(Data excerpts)
--- BEGIN ---

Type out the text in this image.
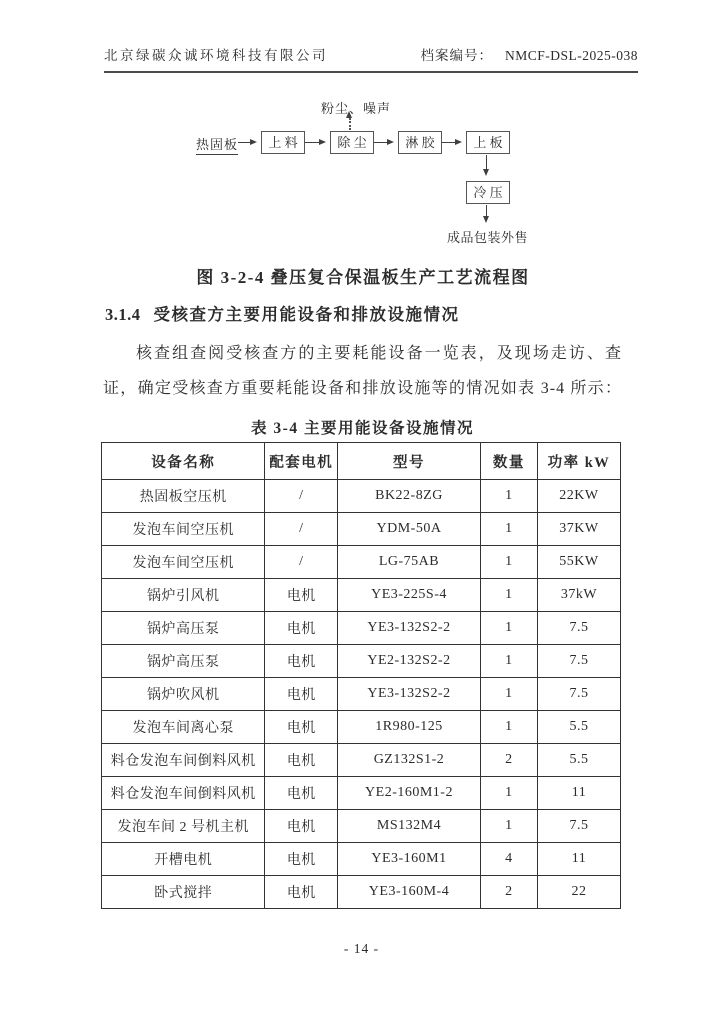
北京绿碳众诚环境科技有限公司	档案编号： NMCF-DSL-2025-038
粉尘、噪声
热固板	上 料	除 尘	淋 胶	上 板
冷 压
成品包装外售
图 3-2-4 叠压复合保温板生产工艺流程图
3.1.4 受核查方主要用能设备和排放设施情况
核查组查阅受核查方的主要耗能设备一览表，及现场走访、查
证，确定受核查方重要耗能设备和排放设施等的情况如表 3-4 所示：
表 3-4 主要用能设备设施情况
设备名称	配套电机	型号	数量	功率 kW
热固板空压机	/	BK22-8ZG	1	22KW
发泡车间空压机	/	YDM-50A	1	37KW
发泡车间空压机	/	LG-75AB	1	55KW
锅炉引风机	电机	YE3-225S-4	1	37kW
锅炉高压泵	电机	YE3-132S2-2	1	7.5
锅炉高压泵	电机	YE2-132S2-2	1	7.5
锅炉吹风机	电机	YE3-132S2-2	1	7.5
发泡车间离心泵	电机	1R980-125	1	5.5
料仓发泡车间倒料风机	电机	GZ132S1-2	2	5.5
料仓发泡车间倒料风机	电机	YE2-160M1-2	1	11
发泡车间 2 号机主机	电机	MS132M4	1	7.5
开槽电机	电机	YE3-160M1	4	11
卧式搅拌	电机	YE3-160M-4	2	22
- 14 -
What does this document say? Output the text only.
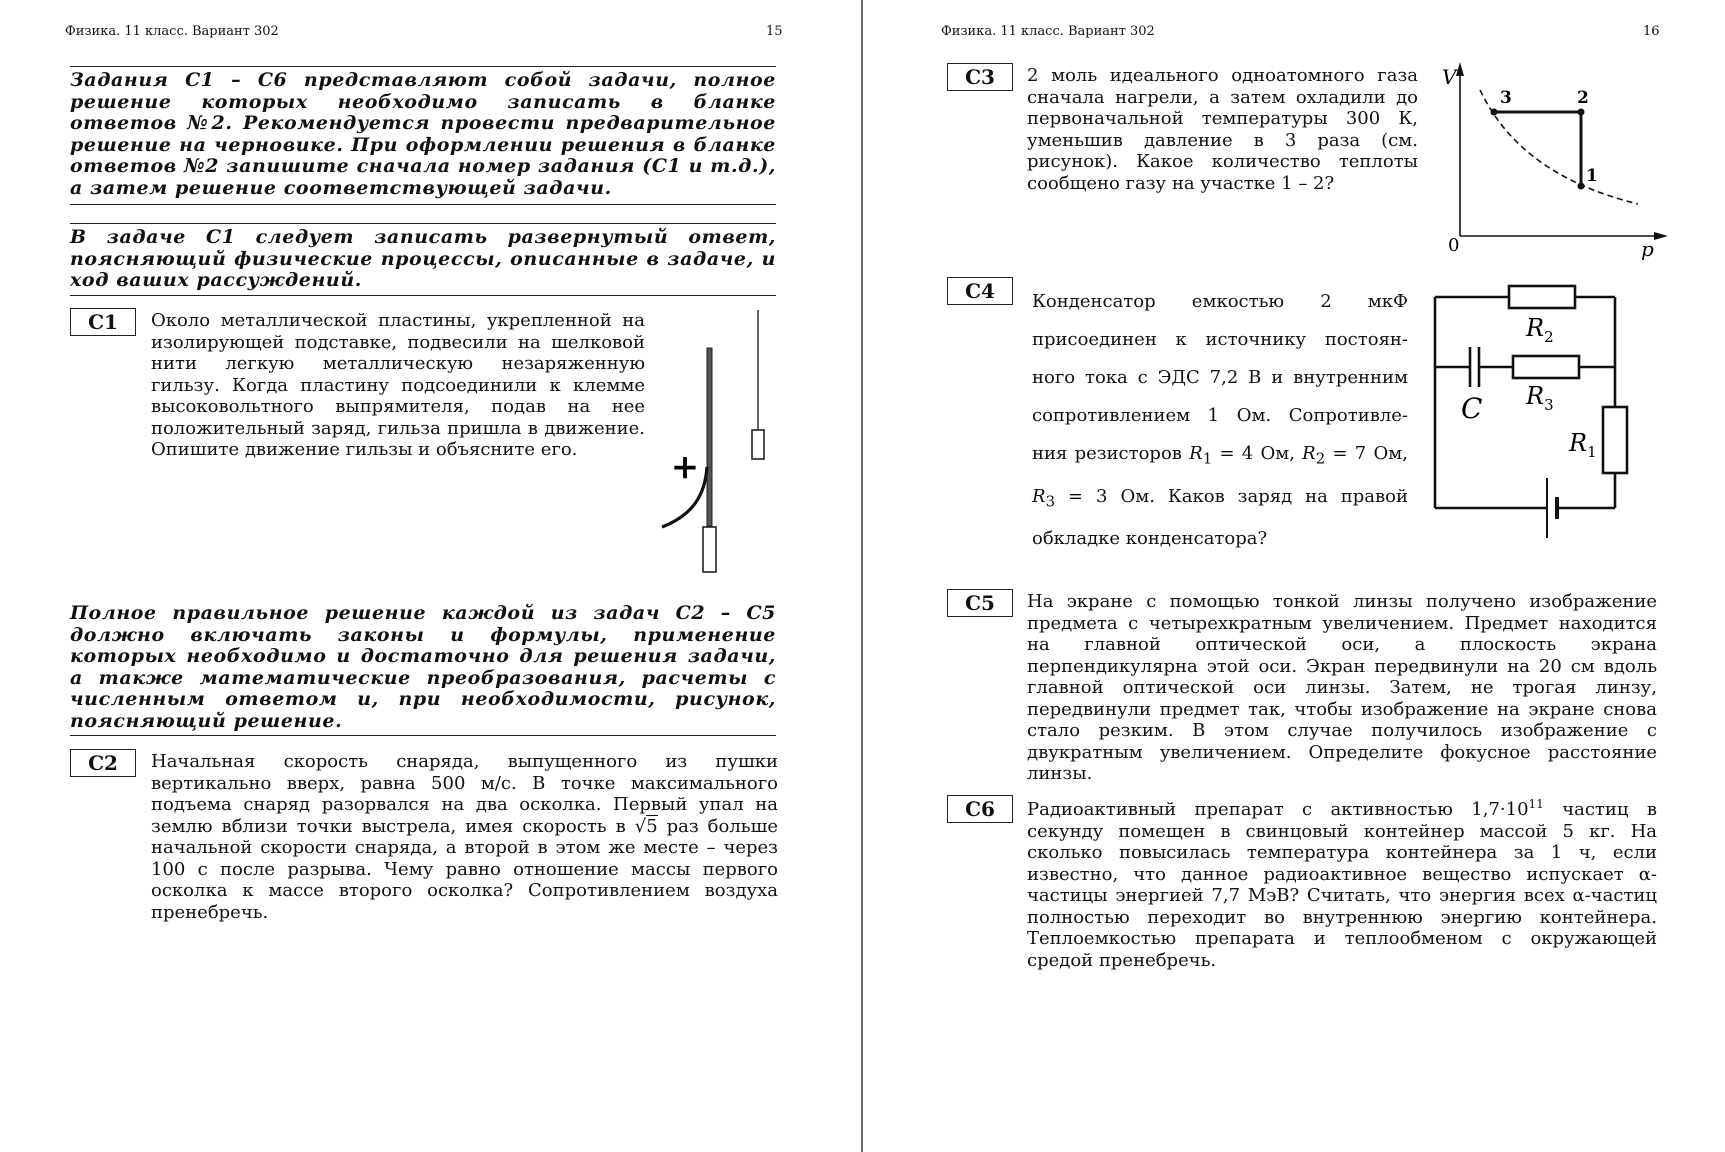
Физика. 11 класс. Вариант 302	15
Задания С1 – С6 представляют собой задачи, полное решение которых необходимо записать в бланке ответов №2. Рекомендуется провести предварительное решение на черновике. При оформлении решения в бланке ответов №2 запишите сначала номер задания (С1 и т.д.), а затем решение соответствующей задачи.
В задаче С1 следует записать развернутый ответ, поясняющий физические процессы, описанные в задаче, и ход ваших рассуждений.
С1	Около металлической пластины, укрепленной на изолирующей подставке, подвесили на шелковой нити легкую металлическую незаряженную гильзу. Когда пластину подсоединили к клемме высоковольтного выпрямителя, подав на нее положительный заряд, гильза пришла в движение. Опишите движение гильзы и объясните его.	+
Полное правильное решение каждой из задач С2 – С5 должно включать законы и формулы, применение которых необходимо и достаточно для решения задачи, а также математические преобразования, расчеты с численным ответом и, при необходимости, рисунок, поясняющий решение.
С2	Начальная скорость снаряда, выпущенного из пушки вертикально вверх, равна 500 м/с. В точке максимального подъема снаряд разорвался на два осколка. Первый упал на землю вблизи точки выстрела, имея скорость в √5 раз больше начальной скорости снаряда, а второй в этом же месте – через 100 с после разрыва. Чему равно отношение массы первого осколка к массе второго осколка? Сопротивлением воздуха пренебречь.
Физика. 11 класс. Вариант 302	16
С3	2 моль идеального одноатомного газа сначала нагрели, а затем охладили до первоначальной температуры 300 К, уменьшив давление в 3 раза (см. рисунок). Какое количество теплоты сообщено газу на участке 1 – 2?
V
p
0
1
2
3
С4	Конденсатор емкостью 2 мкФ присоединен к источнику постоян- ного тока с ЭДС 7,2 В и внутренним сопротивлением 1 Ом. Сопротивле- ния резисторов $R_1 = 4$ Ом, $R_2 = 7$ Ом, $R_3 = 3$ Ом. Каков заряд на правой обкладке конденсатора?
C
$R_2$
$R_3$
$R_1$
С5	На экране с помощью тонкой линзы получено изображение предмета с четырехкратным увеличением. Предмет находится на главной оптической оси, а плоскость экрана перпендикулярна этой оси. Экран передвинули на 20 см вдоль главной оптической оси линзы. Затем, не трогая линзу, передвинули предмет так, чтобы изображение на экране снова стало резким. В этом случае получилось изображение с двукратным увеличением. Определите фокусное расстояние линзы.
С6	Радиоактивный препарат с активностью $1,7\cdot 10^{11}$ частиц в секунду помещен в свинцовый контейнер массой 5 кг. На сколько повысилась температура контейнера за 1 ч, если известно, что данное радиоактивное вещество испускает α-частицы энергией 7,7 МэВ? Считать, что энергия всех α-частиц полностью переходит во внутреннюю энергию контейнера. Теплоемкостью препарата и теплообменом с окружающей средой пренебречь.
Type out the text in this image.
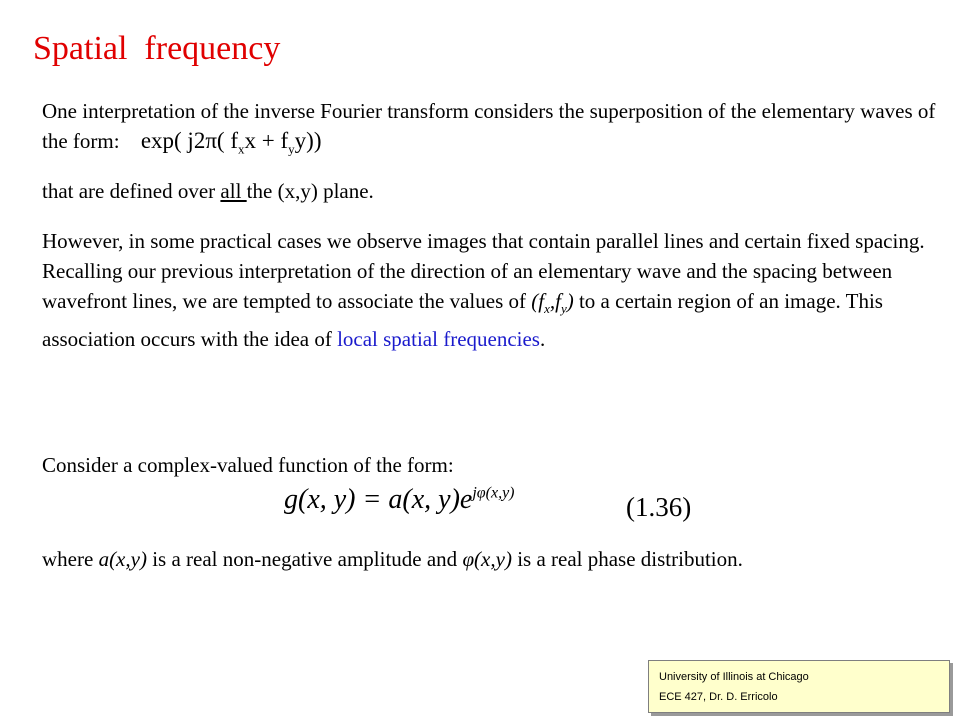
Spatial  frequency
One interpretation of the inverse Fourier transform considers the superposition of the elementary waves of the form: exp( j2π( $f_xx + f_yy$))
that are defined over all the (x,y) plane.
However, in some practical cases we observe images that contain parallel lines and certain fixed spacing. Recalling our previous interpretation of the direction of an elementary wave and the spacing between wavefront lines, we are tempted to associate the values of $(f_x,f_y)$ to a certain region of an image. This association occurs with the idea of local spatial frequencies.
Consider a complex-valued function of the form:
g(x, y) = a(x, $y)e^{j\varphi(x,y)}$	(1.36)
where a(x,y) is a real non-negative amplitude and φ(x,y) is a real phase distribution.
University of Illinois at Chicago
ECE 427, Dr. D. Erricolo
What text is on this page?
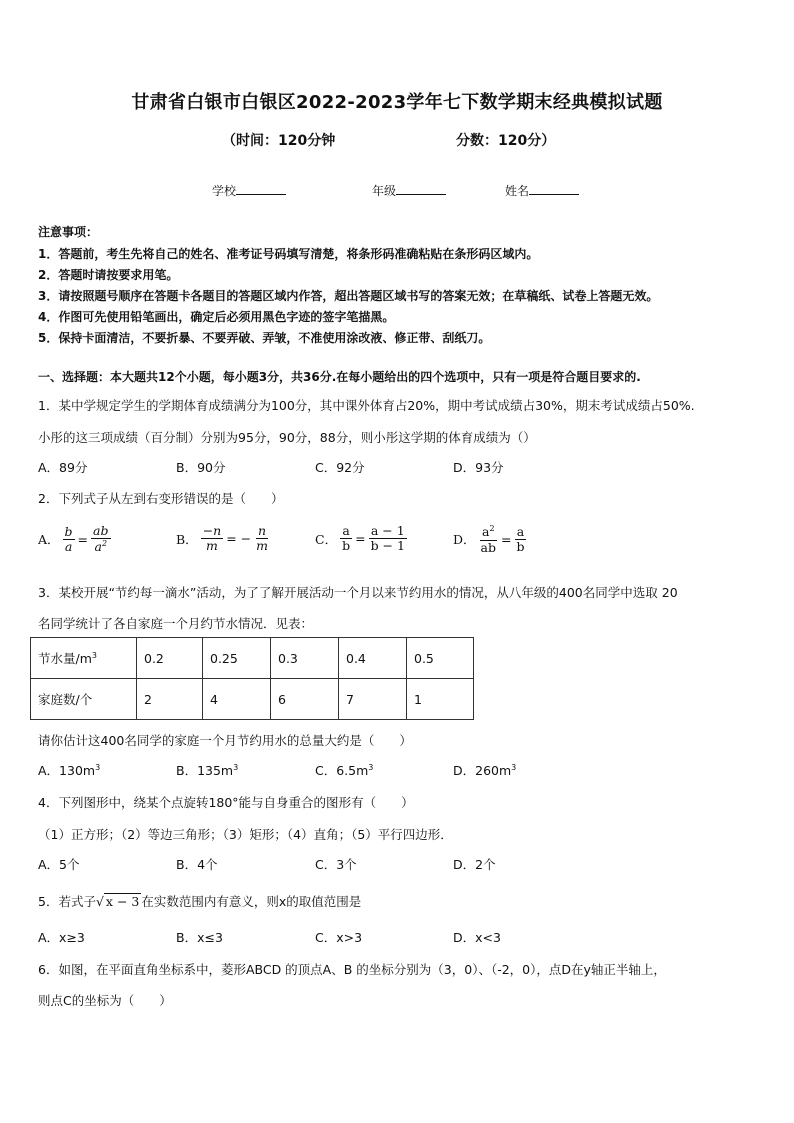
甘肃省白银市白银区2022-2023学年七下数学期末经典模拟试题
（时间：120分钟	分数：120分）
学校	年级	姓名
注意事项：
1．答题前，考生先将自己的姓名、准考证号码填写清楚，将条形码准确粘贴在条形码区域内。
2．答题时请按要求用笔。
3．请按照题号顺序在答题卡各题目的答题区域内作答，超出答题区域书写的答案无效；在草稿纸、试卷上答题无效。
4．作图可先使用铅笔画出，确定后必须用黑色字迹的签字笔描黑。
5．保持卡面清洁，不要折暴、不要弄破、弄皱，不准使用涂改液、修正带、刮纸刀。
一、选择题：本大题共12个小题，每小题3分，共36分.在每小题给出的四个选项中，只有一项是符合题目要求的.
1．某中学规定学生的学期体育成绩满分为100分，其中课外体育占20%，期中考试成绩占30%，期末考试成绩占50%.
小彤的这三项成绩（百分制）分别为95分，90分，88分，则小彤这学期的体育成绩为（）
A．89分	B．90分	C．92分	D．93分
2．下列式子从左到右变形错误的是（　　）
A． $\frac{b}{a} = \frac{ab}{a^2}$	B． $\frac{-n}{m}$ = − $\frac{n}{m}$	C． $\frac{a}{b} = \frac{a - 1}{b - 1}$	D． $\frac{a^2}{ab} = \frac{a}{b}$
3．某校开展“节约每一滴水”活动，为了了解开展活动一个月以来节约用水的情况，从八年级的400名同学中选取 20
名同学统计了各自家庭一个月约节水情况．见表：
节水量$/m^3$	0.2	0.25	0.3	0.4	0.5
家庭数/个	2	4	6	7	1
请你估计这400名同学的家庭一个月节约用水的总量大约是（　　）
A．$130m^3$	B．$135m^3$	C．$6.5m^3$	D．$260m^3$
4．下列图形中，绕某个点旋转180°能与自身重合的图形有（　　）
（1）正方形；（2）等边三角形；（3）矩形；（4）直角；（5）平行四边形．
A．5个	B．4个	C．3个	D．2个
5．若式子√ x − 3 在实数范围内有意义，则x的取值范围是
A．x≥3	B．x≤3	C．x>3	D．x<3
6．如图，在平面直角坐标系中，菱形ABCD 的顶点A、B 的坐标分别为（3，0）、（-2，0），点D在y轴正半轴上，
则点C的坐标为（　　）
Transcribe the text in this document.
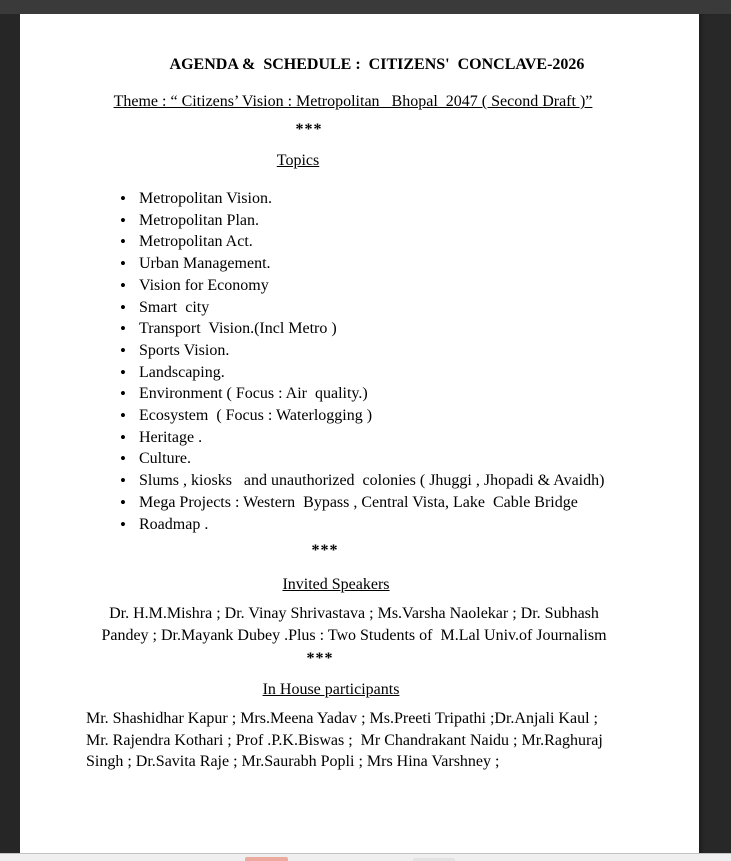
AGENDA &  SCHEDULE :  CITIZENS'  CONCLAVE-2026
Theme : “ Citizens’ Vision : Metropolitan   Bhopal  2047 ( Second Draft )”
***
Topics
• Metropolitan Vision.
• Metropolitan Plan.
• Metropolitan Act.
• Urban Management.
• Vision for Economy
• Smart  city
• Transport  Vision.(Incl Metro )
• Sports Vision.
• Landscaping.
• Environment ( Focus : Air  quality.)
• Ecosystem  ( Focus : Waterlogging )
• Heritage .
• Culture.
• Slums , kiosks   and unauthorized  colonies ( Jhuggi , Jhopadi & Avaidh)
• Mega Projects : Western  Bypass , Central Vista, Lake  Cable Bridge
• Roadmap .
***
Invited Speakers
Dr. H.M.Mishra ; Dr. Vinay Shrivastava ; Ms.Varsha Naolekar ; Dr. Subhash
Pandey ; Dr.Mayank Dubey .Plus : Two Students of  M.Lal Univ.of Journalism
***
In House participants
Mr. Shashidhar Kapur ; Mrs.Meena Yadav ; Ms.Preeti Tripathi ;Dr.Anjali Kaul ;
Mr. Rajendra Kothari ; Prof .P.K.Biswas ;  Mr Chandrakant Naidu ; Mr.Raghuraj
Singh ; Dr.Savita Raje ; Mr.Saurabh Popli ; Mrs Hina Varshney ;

--- END ---

[Stated exercise] Copy every line that includes the string "записать" from the material above.

[Solution below]
Задания С1 – С6 представляют собой задачи, полное решение которых необходимо записать в бланке ответов №2. Рекомендуется провести предварительное решение на черновике. При оформлении решения в бланке ответов №2 запишите сначала номер задания (С1 и т.д.), а затем решение соответствующей задачи.
В задаче С1 следует записать развернутый ответ, поясняющий физические процессы, описанные в задаче, и ход ваших рассуждений.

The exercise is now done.